BEGIN SUPPLIED DATA
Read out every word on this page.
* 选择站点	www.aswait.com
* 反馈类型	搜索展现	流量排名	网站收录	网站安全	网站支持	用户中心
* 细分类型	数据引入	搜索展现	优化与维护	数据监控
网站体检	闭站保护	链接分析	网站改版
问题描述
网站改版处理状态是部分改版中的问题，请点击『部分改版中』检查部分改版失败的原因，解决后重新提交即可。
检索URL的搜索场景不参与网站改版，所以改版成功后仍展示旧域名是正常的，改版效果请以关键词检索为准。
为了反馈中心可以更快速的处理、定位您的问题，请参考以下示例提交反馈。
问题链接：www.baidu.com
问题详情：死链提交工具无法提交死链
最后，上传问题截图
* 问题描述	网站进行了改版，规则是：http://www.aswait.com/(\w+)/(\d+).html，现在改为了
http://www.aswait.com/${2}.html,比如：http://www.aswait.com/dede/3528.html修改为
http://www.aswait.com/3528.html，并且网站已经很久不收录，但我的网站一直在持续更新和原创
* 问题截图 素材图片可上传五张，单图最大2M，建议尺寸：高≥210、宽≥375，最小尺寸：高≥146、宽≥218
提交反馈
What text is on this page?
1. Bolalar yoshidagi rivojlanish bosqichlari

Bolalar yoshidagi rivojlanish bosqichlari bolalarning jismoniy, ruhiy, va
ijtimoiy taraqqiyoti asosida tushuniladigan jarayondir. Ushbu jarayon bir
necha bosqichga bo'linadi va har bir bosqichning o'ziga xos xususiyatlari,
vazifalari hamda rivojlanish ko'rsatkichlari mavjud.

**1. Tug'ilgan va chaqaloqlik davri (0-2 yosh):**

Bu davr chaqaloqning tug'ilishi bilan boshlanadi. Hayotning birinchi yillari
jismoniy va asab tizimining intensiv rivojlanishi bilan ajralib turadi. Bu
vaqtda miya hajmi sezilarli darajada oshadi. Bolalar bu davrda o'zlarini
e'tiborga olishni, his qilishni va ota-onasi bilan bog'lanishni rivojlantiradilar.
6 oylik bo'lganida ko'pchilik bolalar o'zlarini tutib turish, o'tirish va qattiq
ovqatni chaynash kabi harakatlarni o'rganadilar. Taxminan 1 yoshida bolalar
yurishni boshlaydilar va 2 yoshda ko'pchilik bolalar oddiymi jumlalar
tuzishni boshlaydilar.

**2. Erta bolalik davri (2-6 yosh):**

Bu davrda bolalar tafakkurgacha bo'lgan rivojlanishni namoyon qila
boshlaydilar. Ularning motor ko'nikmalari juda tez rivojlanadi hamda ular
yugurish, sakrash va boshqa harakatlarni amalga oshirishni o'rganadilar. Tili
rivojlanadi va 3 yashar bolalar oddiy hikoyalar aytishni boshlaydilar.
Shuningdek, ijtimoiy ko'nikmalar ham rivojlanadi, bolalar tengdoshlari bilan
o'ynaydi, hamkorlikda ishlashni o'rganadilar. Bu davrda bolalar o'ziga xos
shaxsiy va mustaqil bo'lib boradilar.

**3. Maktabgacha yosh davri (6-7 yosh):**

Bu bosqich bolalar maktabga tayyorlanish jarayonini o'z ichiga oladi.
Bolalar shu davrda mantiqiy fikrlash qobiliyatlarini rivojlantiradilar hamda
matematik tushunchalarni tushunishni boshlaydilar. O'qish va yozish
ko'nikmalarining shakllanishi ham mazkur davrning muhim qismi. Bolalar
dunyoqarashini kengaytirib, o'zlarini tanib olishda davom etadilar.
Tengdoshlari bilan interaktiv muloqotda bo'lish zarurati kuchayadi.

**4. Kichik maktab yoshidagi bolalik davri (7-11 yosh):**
END SUPPLIED DATA
THE REQUEST:
Copy out each line in the listing that has the word "问题描述".

TASK SOLUTION:
问题描述
* 问题描述	网站进行了改版，规则是：http://www.aswait.com/(\w+)/(\d+).html，现在改为了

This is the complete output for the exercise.